[Records]
>>

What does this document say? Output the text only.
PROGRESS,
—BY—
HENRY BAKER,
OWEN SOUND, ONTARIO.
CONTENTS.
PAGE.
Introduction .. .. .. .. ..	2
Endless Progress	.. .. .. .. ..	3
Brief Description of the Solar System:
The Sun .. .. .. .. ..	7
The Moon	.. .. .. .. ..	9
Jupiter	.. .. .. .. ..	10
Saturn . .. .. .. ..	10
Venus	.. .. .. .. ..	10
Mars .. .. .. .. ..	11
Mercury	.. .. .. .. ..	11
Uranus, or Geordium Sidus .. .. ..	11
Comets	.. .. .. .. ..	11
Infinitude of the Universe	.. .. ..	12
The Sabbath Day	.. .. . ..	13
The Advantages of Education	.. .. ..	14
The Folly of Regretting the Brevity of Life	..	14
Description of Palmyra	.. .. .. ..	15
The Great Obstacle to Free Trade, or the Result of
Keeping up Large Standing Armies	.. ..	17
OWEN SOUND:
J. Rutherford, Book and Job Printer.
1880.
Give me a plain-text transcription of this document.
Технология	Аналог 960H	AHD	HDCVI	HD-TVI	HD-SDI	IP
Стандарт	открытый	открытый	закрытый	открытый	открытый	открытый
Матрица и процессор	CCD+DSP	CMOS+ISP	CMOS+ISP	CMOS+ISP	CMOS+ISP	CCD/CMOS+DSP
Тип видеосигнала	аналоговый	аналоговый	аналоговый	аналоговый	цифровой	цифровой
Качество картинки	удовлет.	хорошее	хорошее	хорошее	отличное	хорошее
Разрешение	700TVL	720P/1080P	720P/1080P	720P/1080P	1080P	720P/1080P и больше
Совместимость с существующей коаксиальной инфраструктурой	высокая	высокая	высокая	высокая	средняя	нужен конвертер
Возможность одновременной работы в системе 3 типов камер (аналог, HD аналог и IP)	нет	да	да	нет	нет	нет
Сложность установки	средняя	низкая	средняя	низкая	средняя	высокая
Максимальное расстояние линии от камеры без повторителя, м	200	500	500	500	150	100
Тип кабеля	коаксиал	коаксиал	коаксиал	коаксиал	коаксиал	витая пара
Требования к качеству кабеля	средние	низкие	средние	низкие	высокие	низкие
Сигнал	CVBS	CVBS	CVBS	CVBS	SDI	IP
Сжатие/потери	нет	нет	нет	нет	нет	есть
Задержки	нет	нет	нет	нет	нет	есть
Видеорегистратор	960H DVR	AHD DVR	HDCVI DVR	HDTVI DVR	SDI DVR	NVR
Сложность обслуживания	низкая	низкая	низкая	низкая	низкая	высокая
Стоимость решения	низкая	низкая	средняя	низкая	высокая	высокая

<<

[STATED PROBLEM] Beginning at the line that holds "Give me a plain-text", reproduce each line of the records above down to and including the last one.

[SOLUTION TO THE PROBLEM]
Give me a plain-text transcription of this document.
Технология	Аналог 960H	AHD	HDCVI	HD-TVI	HD-SDI	IP
Стандарт	открытый	открытый	закрытый	открытый	открытый	открытый
Матрица и процессор	CCD+DSP	CMOS+ISP	CMOS+ISP	CMOS+ISP	CMOS+ISP	CCD/CMOS+DSP
Тип видеосигнала	аналоговый	аналоговый	аналоговый	аналоговый	цифровой	цифровой
Качество картинки	удовлет.	хорошее	хорошее	хорошее	отличное	хорошее
Разрешение	700TVL	720P/1080P	720P/1080P	720P/1080P	1080P	720P/1080P и больше
Совместимость с существующей коаксиальной инфраструктурой	высокая	высокая	высокая	высокая	средняя	нужен конвертер
Возможность одновременной работы в системе 3 типов камер (аналог, HD аналог и IP)	нет	да	да	нет	нет	нет
Сложность установки	средняя	низкая	средняя	низкая	средняя	высокая
Максимальное расстояние линии от камеры без повторителя, м	200	500	500	500	150	100
Тип кабеля	коаксиал	коаксиал	коаксиал	коаксиал	коаксиал	витая пара
Требования к качеству кабеля	средние	низкие	средние	низкие	высокие	низкие
Сигнал	CVBS	CVBS	CVBS	CVBS	SDI	IP
Сжатие/потери	нет	нет	нет	нет	нет	есть
Задержки	нет	нет	нет	нет	нет	есть
Видеорегистратор	960H DVR	AHD DVR	HDCVI DVR	HDTVI DVR	SDI DVR	NVR
Сложность обслуживания	низкая	низкая	низкая	низкая	низкая	высокая
Стоимость решения	низкая	низкая	средняя	низкая	высокая	высокая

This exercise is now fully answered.